■ Task description: Retype the whole listing below, character for character.
☆ ☆ ☆ ☆
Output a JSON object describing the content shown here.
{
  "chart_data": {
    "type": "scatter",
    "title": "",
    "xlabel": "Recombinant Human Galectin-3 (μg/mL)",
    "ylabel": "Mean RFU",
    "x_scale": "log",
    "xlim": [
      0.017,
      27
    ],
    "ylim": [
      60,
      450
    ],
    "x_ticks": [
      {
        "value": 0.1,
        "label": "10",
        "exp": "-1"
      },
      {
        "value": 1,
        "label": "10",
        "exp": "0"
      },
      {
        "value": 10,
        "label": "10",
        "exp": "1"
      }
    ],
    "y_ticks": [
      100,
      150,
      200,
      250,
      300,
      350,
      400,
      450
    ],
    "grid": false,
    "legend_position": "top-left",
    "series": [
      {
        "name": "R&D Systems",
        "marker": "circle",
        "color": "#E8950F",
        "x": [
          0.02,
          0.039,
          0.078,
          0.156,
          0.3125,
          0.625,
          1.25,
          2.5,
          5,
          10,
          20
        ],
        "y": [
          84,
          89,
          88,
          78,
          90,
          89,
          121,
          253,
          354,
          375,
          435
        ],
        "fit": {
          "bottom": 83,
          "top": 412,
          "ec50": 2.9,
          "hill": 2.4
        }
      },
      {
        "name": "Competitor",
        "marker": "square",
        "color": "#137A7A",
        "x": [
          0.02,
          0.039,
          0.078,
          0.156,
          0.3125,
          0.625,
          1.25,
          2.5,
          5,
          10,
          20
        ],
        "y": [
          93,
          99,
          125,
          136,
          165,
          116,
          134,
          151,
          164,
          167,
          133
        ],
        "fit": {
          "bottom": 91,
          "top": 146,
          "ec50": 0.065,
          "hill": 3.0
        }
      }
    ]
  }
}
☆ ☆ ☆ ☆
■ Solution for this task:
Output a JSON object describing the content shown here.
{
  "chart_data": {
    "type": "scatter",
    "title": "",
    "xlabel": "Recombinant Human Galectin-3 (μg/mL)",
    "ylabel": "Mean RFU",
    "x_scale": "log",
    "xlim": [
      0.017,
      27
    ],
    "ylim": [
      60,
      450
    ],
    "x_ticks": [
      {
        "value": 0.1,
        "label": "10",
        "exp": "-1"
      },
      {
        "value": 1,
        "label": "10",
        "exp": "0"
      },
      {
        "value": 10,
        "label": "10",
        "exp": "1"
      }
    ],
    "y_ticks": [
      100,
      150,
      200,
      250,
      300,
      350,
      400,
      450
    ],
    "grid": false,
    "legend_position": "top-left",
    "series": [
      {
        "name": "R&D Systems",
        "marker": "circle",
        "color": "#E8950F",
        "x": [
          0.02,
          0.039,
          0.078,
          0.156,
          0.3125,
          0.625,
          1.25,
          2.5,
          5,
          10,
          20
        ],
        "y": [
          84,
          89,
          88,
          78,
          90,
          89,
          121,
          253,
          354,
          375,
          435
        ],
        "fit": {
          "bottom": 83,
          "top": 412,
          "ec50": 2.9,
          "hill": 2.4
        }
      },
      {
        "name": "Competitor",
        "marker": "square",
        "color": "#137A7A",
        "x": [
          0.02,
          0.039,
          0.078,
          0.156,
          0.3125,
          0.625,
          1.25,
          2.5,
          5,
          10,
          20
        ],
        "y": [
          93,
          99,
          125,
          136,
          165,
          116,
          134,
          151,
          164,
          167,
          133
        ],
        "fit": {
          "bottom": 91,
          "top": 146,
          "ec50": 0.065,
          "hill": 3.0
        }
      }
    ]
  }
}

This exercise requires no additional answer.